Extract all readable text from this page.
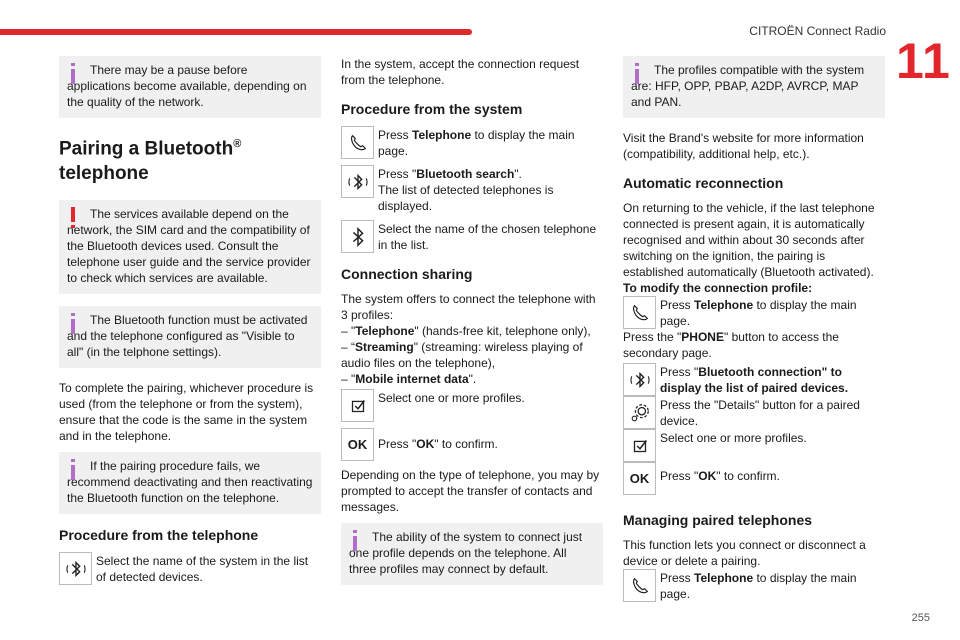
CITROËN Connect Radio
11
255
There may be a pause before applications become available, depending on the quality of the network.
Pairing a Bluetooth®
telephone
The services available depend on the network, the SIM card and the compatibility of the Bluetooth devices used. Consult the telephone user guide and the service provider to check which services are available.
The Bluetooth function must be activated and the telephone configured as "Visible to all" (in the telphone settings).

To complete the pairing, whichever procedure is used (from the telephone or from the system), ensure that the code is the same in the system and in the telephone.

If the pairing procedure fails, we recommend deactivating and then reactivating the Bluetooth function on the telephone.
Procedure from the telephone
Select the name of the system in the list of detected devices.

In the system, accept the connection request from the telephone.

Procedure from the system
Press Telephone to display the main page.
Press "Bluetooth search".
The list of detected telephones is displayed.
Select the name of the chosen telephone in the list.
Connection sharing

The system offers to connect the telephone with 3 profiles:

– "Telephone" (hands-free kit, telephone only),
– “Streaming" (streaming: wireless playing of audio files on the telephone),
– "Mobile internet data".
Select one or more profiles.
OK Press "OK" to confirm.

Depending on the type of telephone, you may by prompted to accept the transfer of contacts and messages.

The ability of the system to connect just one profile depends on the telephone. All three profiles may connect by default.
The profiles compatible with the system are: HFP, OPP, PBAP, A2DP, AVRCP, MAP and PAN.

Visit the Brand's website for more information (compatibility, additional help, etc.).

Automatic reconnection

On returning to the vehicle, if the last telephone connected is present again, it is automatically recognised and within about 30 seconds after switching on the ignition, the pairing is established automatically (Bluetooth activated).

To modify the connection profile:
Press Telephone to display the main page.
Press the "PHONE" button to access the secondary page.
Press "Bluetooth connection" to display the list of paired devices.
Press the "Details" button for a paired device.
Select one or more profiles.
OK Press "OK" to confirm.
Managing paired telephones

This function lets you connect or disconnect a device or delete a pairing.

Press Telephone to display the main page.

____

— Written exercise —
Return all the entries word for word, but omit any pictures they contain.

— Task solution —
Extract all readable text from this page.
CITROËN Connect Radio
11
255
There may be a pause before applications become available, depending on the quality of the network.
Pairing a Bluetooth®
telephone
The services available depend on the network, the SIM card and the compatibility of the Bluetooth devices used. Consult the telephone user guide and the service provider to check which services are available.
The Bluetooth function must be activated and the telephone configured as "Visible to all" (in the telphone settings).

To complete the pairing, whichever procedure is used (from the telephone or from the system), ensure that the code is the same in the system and in the telephone.

If the pairing procedure fails, we recommend deactivating and then reactivating the Bluetooth function on the telephone.
Procedure from the telephone
Select the name of the system in the list of detected devices.

In the system, accept the connection request from the telephone.

Procedure from the system
Press Telephone to display the main page.
Press "Bluetooth search".
The list of detected telephones is displayed.
Select the name of the chosen telephone in the list.
Connection sharing

The system offers to connect the telephone with 3 profiles:

– "Telephone" (hands-free kit, telephone only),
– “Streaming" (streaming: wireless playing of audio files on the telephone),
– "Mobile internet data".
Select one or more profiles.
OK Press "OK" to confirm.

Depending on the type of telephone, you may by prompted to accept the transfer of contacts and messages.

The ability of the system to connect just one profile depends on the telephone. All three profiles may connect by default.
The profiles compatible with the system are: HFP, OPP, PBAP, A2DP, AVRCP, MAP and PAN.

Visit the Brand's website for more information (compatibility, additional help, etc.).

Automatic reconnection

On returning to the vehicle, if the last telephone connected is present again, it is automatically recognised and within about 30 seconds after switching on the ignition, the pairing is established automatically (Bluetooth activated).

To modify the connection profile:
Press Telephone to display the main page.
Press the "PHONE" button to access the secondary page.
Press "Bluetooth connection" to display the list of paired devices.
Press the "Details" button for a paired device.
Select one or more profiles.
OK Press "OK" to confirm.
Managing paired telephones

This function lets you connect or disconnect a device or delete a pairing.

Press Telephone to display the main page.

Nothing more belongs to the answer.